Using the text on dextromethorphan, explain in one to three sentences why the cough syrups that replaced Romilar tablets were meant to discourage recreational use.

Provided text:
▬▬▬

Dextromethorphan(DXM) is the antitussive (cough suppressant) ingredient in many over the counter cough syrups, such as Robitussin and Vicks 44. At higher than therapeutic doses, it produces a range of psychoactive effects, so preparations containing DXM are often subject to abuse by middle school and high school students who find it easier to obtain than marijuana or alcohol, and by more mature people who like the unique psychedelic-like effects it produces. DXM is more than just another recreational drug or effective cough syrup, however, as it has a laundry list of potentially useful properties, including antiepleptic activity, potential neuroprotective activity, the ability to potentiate the analgesic effects of morphine and the antiparkinson effects of L-dopa and attenuate the symptoms of opiate and ethanol withdrawal.
History of Dextromethorphan Abuse
Dextromethorphan was first introduced as a cough suppressant in the 1960ís. It was originally marketed as tablets under the name of Romilar. These were taken off the market during the 70’s after people discovered their psychoactive potential and sales soared. (Shulgin 1975) They were replaced by DXM containing cough syrups. Since in order to get even a very low level effect one must drink more than half the bottle, this formulation was intended to discourage recreational use. However, while drinking four ounces of cough syrup is definitely a less appealing way to get a buzz than swallowing a couple of pills, recreational DXM use has continued. There is little statistical data on dextromethorphan abuse available, but it seems to not be an uncommon phenomenon, especially among those with no access to other recreational drugs.(Darboe et al., 1996) At the three junior high schools attended by the author it was common knowledge that you could get “high” off drinking three or four shots of Robitussin, and it was a more accepted practice than sniffing lighter fluid or other inhalants. DXM was apparently somewhat popular in the punk scene during the 1980ís. (WWW 1). There is a sort of underground DXM culture to be found on the internet, with sites discussing DXM experiences, giving reccomended dosage, information on how to trip safely, and warnings about what drug combinations to avoid.

▬▬▬

Records shown:
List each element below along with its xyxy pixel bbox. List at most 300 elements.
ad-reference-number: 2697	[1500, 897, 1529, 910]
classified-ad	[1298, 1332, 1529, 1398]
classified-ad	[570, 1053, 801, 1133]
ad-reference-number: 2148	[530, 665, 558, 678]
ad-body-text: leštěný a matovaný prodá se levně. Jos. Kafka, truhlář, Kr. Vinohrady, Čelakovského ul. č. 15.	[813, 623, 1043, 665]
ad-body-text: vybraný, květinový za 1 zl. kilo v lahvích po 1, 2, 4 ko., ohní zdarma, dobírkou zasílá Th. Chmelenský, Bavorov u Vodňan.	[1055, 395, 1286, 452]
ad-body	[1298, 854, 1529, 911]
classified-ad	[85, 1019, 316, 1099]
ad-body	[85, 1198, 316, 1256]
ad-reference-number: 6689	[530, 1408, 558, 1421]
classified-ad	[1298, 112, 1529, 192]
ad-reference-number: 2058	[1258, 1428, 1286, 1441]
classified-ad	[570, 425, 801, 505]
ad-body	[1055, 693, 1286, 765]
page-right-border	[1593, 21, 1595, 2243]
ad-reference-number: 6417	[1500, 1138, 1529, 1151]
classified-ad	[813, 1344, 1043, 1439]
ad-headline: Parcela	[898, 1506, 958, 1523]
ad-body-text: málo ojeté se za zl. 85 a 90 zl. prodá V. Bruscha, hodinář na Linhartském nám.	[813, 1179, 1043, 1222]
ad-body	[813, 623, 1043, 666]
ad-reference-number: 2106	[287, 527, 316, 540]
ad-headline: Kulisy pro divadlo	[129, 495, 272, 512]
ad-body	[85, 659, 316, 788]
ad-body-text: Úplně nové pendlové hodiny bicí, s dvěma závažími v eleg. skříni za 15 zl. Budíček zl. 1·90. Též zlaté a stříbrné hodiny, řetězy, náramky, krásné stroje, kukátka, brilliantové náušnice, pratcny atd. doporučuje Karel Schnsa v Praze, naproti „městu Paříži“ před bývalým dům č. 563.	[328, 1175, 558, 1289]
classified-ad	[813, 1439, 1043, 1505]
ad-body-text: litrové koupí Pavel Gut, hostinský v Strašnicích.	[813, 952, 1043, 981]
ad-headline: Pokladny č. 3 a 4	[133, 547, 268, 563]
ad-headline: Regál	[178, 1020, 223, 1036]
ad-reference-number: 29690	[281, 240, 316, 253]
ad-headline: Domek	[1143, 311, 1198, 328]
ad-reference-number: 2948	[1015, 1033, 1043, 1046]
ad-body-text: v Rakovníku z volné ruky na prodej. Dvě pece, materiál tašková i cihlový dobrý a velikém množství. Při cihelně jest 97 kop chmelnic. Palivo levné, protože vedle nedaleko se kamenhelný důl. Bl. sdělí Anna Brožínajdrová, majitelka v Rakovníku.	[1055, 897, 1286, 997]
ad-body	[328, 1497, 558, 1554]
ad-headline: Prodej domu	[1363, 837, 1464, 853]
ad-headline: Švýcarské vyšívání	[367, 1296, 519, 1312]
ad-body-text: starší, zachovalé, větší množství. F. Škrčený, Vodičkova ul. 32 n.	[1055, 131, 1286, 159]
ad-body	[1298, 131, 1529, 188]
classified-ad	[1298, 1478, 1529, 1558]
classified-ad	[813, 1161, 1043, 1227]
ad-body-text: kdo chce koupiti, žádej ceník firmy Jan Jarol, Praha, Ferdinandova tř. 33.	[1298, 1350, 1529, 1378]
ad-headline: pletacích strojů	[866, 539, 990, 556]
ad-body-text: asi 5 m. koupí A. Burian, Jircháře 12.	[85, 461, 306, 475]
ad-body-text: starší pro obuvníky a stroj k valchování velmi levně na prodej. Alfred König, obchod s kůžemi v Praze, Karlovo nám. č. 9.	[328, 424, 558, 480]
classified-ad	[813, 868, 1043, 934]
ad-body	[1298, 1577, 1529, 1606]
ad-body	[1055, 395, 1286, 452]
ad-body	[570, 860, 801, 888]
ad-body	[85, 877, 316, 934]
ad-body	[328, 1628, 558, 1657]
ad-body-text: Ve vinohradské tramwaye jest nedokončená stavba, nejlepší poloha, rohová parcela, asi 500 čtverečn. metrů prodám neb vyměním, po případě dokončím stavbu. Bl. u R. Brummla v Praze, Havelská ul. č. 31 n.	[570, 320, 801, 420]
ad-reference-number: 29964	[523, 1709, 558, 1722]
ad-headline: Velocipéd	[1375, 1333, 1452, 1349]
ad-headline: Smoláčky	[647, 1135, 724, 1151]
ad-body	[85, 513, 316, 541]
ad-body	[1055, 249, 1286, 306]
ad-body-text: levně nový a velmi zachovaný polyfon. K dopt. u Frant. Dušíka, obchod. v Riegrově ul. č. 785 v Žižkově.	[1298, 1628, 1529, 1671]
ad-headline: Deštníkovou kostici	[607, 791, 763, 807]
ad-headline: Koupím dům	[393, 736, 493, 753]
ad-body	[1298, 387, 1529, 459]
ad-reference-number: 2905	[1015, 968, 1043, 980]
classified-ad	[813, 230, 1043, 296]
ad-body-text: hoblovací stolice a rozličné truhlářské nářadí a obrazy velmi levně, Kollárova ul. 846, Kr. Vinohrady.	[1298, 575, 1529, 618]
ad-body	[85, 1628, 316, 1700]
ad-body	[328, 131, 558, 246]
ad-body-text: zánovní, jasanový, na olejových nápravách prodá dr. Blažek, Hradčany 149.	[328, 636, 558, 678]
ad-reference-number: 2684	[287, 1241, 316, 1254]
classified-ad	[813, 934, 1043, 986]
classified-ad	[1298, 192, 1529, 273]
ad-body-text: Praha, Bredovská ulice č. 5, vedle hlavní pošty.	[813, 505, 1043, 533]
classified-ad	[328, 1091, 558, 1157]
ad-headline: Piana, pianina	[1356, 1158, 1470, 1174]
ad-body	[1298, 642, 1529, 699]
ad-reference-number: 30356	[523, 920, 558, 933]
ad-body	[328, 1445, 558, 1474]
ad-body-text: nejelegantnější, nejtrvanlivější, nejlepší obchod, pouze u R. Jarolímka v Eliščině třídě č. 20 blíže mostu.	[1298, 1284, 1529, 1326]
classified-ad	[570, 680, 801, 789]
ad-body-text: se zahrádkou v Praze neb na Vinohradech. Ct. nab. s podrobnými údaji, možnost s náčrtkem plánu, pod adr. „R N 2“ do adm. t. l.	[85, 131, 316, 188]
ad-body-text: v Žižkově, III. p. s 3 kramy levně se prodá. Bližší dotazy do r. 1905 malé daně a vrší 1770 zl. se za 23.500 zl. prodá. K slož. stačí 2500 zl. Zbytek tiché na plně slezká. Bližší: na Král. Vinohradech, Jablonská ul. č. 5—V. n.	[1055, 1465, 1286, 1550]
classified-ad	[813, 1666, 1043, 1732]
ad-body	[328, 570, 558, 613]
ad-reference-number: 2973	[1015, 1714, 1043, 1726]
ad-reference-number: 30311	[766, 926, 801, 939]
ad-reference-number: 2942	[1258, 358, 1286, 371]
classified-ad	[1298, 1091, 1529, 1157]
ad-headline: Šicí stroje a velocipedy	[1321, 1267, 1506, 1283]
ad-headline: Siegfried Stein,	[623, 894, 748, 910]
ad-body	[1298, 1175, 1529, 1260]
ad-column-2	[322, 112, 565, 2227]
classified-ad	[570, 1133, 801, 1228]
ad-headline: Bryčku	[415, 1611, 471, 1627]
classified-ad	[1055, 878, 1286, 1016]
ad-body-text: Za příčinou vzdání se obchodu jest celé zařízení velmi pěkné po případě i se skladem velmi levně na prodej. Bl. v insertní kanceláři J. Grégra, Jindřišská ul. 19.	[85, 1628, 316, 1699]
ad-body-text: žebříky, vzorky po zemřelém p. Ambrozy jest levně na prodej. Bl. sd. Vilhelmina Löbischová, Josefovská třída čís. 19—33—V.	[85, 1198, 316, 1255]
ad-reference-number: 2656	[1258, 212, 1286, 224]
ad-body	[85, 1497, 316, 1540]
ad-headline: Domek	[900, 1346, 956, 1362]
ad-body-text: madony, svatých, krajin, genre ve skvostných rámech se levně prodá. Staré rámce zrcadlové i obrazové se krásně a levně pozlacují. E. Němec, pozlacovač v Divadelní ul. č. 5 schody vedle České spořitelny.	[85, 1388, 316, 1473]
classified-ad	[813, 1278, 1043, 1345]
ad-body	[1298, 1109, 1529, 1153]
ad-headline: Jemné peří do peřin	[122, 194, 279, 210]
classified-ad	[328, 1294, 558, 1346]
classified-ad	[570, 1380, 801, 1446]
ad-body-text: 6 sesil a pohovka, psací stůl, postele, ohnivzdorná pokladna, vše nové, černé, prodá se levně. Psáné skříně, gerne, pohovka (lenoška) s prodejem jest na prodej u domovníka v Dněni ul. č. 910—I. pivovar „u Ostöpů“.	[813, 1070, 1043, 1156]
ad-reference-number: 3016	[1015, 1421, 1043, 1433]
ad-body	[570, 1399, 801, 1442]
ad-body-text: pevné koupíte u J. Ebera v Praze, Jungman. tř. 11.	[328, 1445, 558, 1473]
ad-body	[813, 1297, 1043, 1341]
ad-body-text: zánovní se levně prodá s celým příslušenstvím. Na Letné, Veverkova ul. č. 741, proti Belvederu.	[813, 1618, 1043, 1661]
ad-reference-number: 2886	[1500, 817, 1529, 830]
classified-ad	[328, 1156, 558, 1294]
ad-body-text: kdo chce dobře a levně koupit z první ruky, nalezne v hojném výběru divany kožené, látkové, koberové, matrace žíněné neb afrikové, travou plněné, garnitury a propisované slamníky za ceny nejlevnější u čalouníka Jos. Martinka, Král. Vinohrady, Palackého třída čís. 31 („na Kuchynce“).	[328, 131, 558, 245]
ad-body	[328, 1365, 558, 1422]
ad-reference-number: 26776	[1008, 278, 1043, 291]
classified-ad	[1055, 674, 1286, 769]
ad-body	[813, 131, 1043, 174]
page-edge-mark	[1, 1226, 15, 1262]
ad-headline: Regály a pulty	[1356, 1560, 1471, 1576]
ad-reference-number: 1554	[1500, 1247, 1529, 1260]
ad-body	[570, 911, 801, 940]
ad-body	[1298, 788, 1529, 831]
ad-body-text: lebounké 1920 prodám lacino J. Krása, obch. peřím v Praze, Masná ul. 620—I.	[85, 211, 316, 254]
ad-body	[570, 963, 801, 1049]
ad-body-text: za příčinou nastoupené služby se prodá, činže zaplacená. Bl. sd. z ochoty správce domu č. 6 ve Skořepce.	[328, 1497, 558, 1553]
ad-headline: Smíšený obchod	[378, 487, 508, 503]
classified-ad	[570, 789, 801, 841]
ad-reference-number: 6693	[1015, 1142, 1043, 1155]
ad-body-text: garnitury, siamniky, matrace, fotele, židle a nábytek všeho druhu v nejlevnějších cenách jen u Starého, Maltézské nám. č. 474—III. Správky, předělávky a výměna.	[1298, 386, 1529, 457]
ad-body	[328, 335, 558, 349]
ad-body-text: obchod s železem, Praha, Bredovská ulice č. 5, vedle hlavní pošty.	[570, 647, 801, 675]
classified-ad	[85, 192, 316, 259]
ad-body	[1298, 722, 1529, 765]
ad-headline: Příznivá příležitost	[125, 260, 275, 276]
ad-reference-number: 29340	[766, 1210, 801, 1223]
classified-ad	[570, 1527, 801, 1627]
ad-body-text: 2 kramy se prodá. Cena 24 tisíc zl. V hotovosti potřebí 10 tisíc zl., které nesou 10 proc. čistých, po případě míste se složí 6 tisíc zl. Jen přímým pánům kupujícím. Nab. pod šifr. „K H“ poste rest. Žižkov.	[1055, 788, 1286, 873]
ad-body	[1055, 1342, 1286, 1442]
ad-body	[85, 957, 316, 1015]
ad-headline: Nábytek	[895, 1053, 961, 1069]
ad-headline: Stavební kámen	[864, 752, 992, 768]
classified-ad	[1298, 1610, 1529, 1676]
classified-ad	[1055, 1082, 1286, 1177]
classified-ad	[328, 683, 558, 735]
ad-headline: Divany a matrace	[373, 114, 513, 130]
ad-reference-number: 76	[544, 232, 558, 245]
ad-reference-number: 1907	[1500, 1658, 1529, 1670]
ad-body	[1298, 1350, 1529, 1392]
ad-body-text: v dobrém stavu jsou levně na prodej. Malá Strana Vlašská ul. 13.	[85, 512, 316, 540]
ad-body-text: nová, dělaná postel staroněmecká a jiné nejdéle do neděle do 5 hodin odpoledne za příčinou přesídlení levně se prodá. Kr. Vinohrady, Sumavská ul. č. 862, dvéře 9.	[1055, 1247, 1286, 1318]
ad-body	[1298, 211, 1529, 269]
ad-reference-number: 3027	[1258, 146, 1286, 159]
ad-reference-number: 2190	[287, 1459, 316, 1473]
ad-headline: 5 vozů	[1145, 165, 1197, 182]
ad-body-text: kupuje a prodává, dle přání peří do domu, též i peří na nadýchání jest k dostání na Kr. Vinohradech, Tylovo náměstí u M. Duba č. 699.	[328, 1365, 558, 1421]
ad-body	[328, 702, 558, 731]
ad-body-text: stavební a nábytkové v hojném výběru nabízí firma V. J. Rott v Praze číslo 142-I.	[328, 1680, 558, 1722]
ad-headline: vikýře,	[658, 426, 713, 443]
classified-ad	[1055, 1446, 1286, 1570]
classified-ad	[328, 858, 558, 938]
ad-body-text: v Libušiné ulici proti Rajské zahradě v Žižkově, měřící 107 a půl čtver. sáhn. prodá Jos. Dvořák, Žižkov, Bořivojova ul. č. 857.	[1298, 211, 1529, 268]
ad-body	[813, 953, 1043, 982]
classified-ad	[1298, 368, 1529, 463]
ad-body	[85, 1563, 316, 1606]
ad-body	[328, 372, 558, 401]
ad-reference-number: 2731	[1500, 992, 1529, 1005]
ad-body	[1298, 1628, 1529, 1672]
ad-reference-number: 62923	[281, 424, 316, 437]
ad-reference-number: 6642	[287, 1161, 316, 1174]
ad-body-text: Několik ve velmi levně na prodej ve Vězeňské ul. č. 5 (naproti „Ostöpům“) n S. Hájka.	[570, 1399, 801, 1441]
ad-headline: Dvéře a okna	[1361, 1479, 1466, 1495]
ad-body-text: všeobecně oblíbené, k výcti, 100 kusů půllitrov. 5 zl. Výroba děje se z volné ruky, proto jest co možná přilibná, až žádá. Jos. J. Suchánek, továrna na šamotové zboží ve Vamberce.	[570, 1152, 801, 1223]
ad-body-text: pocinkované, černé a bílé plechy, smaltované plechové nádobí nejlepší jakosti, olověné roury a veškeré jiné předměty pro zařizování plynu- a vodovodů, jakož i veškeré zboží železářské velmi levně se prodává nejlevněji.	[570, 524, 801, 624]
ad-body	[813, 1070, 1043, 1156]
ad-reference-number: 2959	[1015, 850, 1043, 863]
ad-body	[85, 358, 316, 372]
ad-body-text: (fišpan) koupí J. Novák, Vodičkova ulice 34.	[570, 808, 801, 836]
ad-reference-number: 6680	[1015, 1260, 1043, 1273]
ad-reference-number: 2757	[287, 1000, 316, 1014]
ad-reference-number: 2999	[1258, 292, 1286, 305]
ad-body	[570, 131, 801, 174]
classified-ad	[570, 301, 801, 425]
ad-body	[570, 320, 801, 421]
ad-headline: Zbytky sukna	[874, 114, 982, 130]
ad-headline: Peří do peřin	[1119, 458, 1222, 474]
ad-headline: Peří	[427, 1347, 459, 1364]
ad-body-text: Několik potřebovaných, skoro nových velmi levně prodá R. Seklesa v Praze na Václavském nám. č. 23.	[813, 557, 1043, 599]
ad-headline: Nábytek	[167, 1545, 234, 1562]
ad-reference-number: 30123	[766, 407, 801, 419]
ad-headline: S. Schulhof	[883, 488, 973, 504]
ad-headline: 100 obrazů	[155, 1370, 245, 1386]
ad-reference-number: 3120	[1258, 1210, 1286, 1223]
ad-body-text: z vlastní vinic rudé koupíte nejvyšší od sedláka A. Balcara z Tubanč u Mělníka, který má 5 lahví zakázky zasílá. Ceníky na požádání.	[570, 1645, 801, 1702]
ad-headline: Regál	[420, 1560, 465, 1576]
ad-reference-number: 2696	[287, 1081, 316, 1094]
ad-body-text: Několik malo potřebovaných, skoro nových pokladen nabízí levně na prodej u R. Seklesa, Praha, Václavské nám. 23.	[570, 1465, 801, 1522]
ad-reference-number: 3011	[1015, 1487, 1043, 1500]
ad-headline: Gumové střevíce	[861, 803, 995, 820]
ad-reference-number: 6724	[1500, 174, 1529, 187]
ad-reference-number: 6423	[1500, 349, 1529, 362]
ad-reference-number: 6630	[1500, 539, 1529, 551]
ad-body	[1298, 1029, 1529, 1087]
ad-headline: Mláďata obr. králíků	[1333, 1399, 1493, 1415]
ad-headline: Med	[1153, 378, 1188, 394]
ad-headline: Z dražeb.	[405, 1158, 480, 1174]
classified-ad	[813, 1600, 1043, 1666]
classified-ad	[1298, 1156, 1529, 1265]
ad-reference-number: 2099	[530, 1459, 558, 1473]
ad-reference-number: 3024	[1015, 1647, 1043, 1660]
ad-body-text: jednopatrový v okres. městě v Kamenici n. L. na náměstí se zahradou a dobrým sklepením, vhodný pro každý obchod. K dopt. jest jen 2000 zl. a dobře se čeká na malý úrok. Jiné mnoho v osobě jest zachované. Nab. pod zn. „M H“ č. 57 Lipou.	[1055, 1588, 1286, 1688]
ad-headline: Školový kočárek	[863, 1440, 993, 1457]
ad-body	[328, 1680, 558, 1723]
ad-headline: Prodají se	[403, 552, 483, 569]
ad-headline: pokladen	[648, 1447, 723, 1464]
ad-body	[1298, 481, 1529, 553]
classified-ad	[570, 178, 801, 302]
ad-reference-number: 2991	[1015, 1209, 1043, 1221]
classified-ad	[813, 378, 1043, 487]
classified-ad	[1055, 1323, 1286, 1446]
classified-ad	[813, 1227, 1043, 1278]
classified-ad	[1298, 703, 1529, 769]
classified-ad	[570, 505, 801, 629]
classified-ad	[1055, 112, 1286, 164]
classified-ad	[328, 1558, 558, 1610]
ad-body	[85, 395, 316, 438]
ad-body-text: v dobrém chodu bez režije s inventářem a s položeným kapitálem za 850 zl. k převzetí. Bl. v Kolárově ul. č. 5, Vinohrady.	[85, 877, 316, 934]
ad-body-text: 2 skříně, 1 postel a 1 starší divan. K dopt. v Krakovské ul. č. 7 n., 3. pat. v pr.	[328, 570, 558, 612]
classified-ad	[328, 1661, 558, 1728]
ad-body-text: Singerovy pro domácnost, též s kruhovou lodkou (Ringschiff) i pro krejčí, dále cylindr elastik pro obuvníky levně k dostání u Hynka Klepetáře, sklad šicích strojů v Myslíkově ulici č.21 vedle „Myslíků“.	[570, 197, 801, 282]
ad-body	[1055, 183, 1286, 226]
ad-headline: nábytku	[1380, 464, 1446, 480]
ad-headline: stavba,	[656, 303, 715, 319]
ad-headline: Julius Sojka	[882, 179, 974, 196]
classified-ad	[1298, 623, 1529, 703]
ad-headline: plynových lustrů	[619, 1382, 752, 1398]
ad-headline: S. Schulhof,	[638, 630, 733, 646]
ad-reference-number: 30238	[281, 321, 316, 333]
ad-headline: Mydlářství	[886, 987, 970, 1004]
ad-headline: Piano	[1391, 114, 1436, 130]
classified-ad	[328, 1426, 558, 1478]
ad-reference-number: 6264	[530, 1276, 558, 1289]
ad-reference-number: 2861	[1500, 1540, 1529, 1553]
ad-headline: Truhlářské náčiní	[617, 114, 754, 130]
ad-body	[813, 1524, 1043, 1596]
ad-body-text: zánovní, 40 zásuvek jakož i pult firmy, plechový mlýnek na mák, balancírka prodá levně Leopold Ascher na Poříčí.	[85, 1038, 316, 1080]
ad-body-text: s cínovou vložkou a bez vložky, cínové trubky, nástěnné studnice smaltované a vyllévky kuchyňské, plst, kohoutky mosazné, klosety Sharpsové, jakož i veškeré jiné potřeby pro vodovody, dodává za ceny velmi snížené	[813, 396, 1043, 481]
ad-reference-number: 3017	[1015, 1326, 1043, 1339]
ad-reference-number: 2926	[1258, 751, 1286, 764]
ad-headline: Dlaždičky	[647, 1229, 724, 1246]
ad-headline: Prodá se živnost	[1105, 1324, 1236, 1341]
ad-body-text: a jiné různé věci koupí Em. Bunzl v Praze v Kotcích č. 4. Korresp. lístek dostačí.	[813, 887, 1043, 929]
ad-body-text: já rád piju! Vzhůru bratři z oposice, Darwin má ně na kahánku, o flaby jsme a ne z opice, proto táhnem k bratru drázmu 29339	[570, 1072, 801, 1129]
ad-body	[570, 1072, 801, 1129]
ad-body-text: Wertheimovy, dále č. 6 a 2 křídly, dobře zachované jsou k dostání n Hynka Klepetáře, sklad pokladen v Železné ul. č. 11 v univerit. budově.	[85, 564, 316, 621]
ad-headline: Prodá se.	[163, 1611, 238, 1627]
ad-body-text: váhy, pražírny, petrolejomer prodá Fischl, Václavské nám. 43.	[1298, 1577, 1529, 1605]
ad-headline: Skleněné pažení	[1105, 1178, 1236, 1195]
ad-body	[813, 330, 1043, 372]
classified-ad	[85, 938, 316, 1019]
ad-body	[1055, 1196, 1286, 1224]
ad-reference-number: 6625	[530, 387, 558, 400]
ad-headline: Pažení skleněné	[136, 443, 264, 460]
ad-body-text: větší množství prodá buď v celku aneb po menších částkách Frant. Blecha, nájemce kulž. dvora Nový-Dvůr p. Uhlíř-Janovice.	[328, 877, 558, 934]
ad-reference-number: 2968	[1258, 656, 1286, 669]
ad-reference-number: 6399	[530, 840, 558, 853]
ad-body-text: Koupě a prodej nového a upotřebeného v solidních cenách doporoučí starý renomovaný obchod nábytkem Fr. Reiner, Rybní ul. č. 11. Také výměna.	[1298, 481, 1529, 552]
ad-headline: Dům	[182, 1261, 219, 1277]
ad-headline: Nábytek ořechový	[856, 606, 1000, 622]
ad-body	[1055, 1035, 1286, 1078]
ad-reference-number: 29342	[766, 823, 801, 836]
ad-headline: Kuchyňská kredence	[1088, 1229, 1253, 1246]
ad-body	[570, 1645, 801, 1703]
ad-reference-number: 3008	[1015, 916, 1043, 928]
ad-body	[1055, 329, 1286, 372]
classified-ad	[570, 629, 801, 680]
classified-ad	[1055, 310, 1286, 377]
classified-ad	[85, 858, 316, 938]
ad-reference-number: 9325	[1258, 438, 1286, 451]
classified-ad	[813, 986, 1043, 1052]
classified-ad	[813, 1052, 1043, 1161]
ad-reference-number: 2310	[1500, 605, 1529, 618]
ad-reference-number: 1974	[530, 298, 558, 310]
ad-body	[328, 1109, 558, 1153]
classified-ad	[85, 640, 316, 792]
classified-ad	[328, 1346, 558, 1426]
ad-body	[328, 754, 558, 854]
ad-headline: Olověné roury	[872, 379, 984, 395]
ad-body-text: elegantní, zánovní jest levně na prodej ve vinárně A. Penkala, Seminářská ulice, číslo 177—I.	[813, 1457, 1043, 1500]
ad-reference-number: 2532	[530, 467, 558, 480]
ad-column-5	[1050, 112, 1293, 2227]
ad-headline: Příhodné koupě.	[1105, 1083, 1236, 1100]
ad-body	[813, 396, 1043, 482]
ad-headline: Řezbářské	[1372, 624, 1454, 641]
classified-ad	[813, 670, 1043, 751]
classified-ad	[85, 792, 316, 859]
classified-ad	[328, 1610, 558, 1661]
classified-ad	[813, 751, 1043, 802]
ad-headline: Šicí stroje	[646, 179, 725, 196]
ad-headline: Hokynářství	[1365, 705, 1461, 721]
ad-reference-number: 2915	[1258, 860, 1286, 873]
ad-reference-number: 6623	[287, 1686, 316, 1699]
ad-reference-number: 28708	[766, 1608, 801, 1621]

▬▬▬

Solution below:
To get even a very low level effect from the syrup, a person had to drink more than half the bottle. Drinking four ounces of cough syrup is a less appealing way to get a buzz than swallowing a couple of pills.